**Extracted data entries:**
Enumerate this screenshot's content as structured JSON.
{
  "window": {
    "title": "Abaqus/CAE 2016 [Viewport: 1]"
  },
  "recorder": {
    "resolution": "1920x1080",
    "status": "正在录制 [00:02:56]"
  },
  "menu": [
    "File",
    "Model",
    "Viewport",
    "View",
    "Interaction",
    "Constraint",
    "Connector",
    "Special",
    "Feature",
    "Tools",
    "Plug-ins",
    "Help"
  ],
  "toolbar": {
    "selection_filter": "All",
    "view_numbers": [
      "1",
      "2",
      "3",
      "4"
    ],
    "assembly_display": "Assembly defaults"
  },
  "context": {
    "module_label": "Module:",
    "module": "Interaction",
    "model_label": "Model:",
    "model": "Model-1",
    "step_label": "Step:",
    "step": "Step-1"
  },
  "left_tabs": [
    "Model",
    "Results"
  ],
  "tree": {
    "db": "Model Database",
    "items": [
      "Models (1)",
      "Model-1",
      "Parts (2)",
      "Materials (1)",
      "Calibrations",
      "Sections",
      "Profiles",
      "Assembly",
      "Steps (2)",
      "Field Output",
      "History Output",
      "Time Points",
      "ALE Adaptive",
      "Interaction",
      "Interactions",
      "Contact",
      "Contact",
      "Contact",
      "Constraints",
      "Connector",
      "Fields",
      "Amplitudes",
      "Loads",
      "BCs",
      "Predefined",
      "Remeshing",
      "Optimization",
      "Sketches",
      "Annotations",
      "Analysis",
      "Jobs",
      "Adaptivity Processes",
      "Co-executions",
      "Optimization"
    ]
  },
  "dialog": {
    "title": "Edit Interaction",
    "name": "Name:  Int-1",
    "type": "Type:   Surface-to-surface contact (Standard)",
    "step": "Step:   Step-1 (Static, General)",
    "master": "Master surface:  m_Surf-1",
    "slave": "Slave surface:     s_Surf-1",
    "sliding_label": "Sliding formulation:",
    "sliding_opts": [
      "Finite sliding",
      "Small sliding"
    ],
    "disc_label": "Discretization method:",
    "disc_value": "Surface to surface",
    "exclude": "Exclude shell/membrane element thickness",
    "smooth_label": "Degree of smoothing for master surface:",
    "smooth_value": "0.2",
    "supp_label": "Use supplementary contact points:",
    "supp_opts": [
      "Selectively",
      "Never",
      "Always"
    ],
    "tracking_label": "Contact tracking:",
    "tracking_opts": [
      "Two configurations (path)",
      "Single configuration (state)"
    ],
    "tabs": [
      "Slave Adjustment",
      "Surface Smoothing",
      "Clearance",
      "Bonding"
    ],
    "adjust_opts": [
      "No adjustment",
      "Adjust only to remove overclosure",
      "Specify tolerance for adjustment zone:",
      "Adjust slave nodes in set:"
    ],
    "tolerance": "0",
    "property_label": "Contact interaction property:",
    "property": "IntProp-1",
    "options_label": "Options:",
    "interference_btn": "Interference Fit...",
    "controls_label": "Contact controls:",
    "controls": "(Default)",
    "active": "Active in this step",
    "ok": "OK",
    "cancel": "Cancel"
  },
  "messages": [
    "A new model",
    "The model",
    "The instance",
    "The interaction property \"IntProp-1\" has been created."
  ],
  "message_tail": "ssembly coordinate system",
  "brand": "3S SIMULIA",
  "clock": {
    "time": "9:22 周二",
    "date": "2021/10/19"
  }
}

**Task details:** Using the entries above, return each line that includes the word "this".

**Worked solution:**
Enumerate this screenshot's content as structured JSON.
    "active": "Active in this step",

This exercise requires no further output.